>> BEGIN

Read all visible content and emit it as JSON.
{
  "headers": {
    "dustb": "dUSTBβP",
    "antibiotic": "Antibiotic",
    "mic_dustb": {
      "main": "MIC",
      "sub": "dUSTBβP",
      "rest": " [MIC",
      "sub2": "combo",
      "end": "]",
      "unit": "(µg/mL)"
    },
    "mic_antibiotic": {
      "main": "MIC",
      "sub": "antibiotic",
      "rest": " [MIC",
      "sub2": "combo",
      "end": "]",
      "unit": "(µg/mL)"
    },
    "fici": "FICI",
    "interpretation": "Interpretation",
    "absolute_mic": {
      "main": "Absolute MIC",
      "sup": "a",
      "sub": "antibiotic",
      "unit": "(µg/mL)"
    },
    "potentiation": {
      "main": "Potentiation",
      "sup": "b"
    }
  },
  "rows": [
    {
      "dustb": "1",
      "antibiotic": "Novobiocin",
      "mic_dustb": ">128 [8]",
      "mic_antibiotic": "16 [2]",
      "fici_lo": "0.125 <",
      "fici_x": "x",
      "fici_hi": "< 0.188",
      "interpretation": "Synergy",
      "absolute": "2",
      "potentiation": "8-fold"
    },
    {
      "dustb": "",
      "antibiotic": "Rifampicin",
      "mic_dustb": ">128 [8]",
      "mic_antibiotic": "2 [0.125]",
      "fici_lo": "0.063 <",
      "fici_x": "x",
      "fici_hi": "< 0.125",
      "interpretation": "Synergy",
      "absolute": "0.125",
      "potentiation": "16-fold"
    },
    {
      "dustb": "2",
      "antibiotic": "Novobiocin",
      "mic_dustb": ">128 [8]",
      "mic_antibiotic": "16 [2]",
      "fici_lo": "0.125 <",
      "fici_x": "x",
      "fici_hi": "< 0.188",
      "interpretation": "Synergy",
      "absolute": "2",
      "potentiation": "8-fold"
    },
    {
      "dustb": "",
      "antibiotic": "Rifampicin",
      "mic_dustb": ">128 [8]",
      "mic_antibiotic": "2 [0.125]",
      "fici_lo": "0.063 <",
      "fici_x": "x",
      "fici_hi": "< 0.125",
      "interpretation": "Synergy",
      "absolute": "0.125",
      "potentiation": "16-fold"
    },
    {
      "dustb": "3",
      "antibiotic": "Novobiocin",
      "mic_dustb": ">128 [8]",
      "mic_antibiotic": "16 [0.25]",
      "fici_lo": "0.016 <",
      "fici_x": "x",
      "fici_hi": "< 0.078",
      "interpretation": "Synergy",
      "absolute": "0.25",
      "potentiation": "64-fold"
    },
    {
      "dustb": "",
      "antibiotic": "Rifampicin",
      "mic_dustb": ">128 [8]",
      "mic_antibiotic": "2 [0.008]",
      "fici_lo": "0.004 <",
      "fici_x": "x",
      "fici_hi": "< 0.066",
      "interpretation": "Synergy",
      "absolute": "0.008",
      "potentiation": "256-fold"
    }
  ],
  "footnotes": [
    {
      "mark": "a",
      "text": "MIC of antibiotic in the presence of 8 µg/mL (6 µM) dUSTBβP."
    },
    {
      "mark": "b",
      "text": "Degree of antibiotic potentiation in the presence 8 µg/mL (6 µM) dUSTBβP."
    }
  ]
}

>> END

Exercise requirements ▸ Using the data above, repeat every line exactly.

Answer for this exercise ▸
Read all visible content and emit it as JSON.
{
  "headers": {
    "dustb": "dUSTBβP",
    "antibiotic": "Antibiotic",
    "mic_dustb": {
      "main": "MIC",
      "sub": "dUSTBβP",
      "rest": " [MIC",
      "sub2": "combo",
      "end": "]",
      "unit": "(µg/mL)"
    },
    "mic_antibiotic": {
      "main": "MIC",
      "sub": "antibiotic",
      "rest": " [MIC",
      "sub2": "combo",
      "end": "]",
      "unit": "(µg/mL)"
    },
    "fici": "FICI",
    "interpretation": "Interpretation",
    "absolute_mic": {
      "main": "Absolute MIC",
      "sup": "a",
      "sub": "antibiotic",
      "unit": "(µg/mL)"
    },
    "potentiation": {
      "main": "Potentiation",
      "sup": "b"
    }
  },
  "rows": [
    {
      "dustb": "1",
      "antibiotic": "Novobiocin",
      "mic_dustb": ">128 [8]",
      "mic_antibiotic": "16 [2]",
      "fici_lo": "0.125 <",
      "fici_x": "x",
      "fici_hi": "< 0.188",
      "interpretation": "Synergy",
      "absolute": "2",
      "potentiation": "8-fold"
    },
    {
      "dustb": "",
      "antibiotic": "Rifampicin",
      "mic_dustb": ">128 [8]",
      "mic_antibiotic": "2 [0.125]",
      "fici_lo": "0.063 <",
      "fici_x": "x",
      "fici_hi": "< 0.125",
      "interpretation": "Synergy",
      "absolute": "0.125",
      "potentiation": "16-fold"
    },
    {
      "dustb": "2",
      "antibiotic": "Novobiocin",
      "mic_dustb": ">128 [8]",
      "mic_antibiotic": "16 [2]",
      "fici_lo": "0.125 <",
      "fici_x": "x",
      "fici_hi": "< 0.188",
      "interpretation": "Synergy",
      "absolute": "2",
      "potentiation": "8-fold"
    },
    {
      "dustb": "",
      "antibiotic": "Rifampicin",
      "mic_dustb": ">128 [8]",
      "mic_antibiotic": "2 [0.125]",
      "fici_lo": "0.063 <",
      "fici_x": "x",
      "fici_hi": "< 0.125",
      "interpretation": "Synergy",
      "absolute": "0.125",
      "potentiation": "16-fold"
    },
    {
      "dustb": "3",
      "antibiotic": "Novobiocin",
      "mic_dustb": ">128 [8]",
      "mic_antibiotic": "16 [0.25]",
      "fici_lo": "0.016 <",
      "fici_x": "x",
      "fici_hi": "< 0.078",
      "interpretation": "Synergy",
      "absolute": "0.25",
      "potentiation": "64-fold"
    },
    {
      "dustb": "",
      "antibiotic": "Rifampicin",
      "mic_dustb": ">128 [8]",
      "mic_antibiotic": "2 [0.008]",
      "fici_lo": "0.004 <",
      "fici_x": "x",
      "fici_hi": "< 0.066",
      "interpretation": "Synergy",
      "absolute": "0.008",
      "potentiation": "256-fold"
    }
  ],
  "footnotes": [
    {
      "mark": "a",
      "text": "MIC of antibiotic in the presence of 8 µg/mL (6 µM) dUSTBβP."
    },
    {
      "mark": "b",
      "text": "Degree of antibiotic potentiation in the presence 8 µg/mL (6 µM) dUSTBβP."
    }
  ]
}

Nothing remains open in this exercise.